## [WRITTEN TASK]
Repeat every record below exactly as written.

------------------------------------------------

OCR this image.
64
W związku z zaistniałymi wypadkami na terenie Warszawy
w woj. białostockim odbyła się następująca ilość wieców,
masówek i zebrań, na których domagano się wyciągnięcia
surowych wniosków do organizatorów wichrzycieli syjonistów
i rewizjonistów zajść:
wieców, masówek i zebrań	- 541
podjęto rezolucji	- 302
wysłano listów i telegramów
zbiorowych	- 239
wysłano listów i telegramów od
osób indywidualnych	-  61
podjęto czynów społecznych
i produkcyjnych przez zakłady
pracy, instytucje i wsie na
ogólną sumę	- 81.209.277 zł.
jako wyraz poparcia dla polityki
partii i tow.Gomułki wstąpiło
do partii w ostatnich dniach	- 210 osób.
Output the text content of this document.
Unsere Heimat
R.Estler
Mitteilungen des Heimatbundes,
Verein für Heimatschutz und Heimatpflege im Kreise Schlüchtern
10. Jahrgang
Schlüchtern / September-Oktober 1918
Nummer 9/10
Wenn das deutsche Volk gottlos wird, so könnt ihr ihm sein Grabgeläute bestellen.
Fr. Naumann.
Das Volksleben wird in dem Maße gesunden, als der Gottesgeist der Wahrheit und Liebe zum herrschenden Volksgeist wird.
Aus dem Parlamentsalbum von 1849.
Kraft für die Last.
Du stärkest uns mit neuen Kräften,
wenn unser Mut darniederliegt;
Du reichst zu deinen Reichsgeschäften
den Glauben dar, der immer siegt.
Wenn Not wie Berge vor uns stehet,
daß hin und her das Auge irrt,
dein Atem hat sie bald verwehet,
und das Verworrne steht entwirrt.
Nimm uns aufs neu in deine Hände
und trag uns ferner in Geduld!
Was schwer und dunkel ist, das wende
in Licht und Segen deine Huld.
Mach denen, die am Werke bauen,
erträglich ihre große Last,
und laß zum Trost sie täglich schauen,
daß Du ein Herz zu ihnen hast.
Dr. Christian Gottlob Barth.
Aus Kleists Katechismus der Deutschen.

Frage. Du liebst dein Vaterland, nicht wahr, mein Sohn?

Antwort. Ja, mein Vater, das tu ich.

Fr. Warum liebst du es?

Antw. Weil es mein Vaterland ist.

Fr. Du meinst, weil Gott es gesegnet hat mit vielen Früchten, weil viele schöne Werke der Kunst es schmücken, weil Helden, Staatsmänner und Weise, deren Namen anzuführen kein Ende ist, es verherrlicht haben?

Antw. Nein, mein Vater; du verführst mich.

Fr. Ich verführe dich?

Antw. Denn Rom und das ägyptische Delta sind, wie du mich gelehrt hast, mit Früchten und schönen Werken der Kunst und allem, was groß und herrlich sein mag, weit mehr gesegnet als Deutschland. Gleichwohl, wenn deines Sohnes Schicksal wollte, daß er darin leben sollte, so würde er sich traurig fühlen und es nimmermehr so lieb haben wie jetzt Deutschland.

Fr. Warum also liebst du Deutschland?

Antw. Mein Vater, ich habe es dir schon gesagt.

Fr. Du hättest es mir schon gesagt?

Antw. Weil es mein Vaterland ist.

------------------------------------------------

## [ANSWER FOR THE TASK]
OCR this image.
64
W związku z zaistniałymi wypadkami na terenie Warszawy
w woj. białostockim odbyła się następująca ilość wieców,
masówek i zebrań, na których domagano się wyciągnięcia
surowych wniosków do organizatorów wichrzycieli syjonistów
i rewizjonistów zajść:
wieców, masówek i zebrań	- 541
podjęto rezolucji	- 302
wysłano listów i telegramów
zbiorowych	- 239
wysłano listów i telegramów od
osób indywidualnych	-  61
podjęto czynów społecznych
i produkcyjnych przez zakłady
pracy, instytucje i wsie na
ogólną sumę	- 81.209.277 zł.
jako wyraz poparcia dla polityki
partii i tow.Gomułki wstąpiło
do partii w ostatnich dniach	- 210 osób.
Output the text content of this document.
Unsere Heimat
R.Estler
Mitteilungen des Heimatbundes,
Verein für Heimatschutz und Heimatpflege im Kreise Schlüchtern
10. Jahrgang
Schlüchtern / September-Oktober 1918
Nummer 9/10
Wenn das deutsche Volk gottlos wird, so könnt ihr ihm sein Grabgeläute bestellen.
Fr. Naumann.
Das Volksleben wird in dem Maße gesunden, als der Gottesgeist der Wahrheit und Liebe zum herrschenden Volksgeist wird.
Aus dem Parlamentsalbum von 1849.
Kraft für die Last.
Du stärkest uns mit neuen Kräften,
wenn unser Mut darniederliegt;
Du reichst zu deinen Reichsgeschäften
den Glauben dar, der immer siegt.
Wenn Not wie Berge vor uns stehet,
daß hin und her das Auge irrt,
dein Atem hat sie bald verwehet,
und das Verworrne steht entwirrt.
Nimm uns aufs neu in deine Hände
und trag uns ferner in Geduld!
Was schwer und dunkel ist, das wende
in Licht und Segen deine Huld.
Mach denen, die am Werke bauen,
erträglich ihre große Last,
und laß zum Trost sie täglich schauen,
daß Du ein Herz zu ihnen hast.
Dr. Christian Gottlob Barth.
Aus Kleists Katechismus der Deutschen.

Frage. Du liebst dein Vaterland, nicht wahr, mein Sohn?

Antwort. Ja, mein Vater, das tu ich.

Fr. Warum liebst du es?

Antw. Weil es mein Vaterland ist.

Fr. Du meinst, weil Gott es gesegnet hat mit vielen Früchten, weil viele schöne Werke der Kunst es schmücken, weil Helden, Staatsmänner und Weise, deren Namen anzuführen kein Ende ist, es verherrlicht haben?

Antw. Nein, mein Vater; du verführst mich.

Fr. Ich verführe dich?

Antw. Denn Rom und das ägyptische Delta sind, wie du mich gelehrt hast, mit Früchten und schönen Werken der Kunst und allem, was groß und herrlich sein mag, weit mehr gesegnet als Deutschland. Gleichwohl, wenn deines Sohnes Schicksal wollte, daß er darin leben sollte, so würde er sich traurig fühlen und es nimmermehr so lieb haben wie jetzt Deutschland.

Fr. Warum also liebst du Deutschland?

Antw. Mein Vater, ich habe es dir schon gesagt.

Fr. Du hättest es mir schon gesagt?

Antw. Weil es mein Vaterland ist.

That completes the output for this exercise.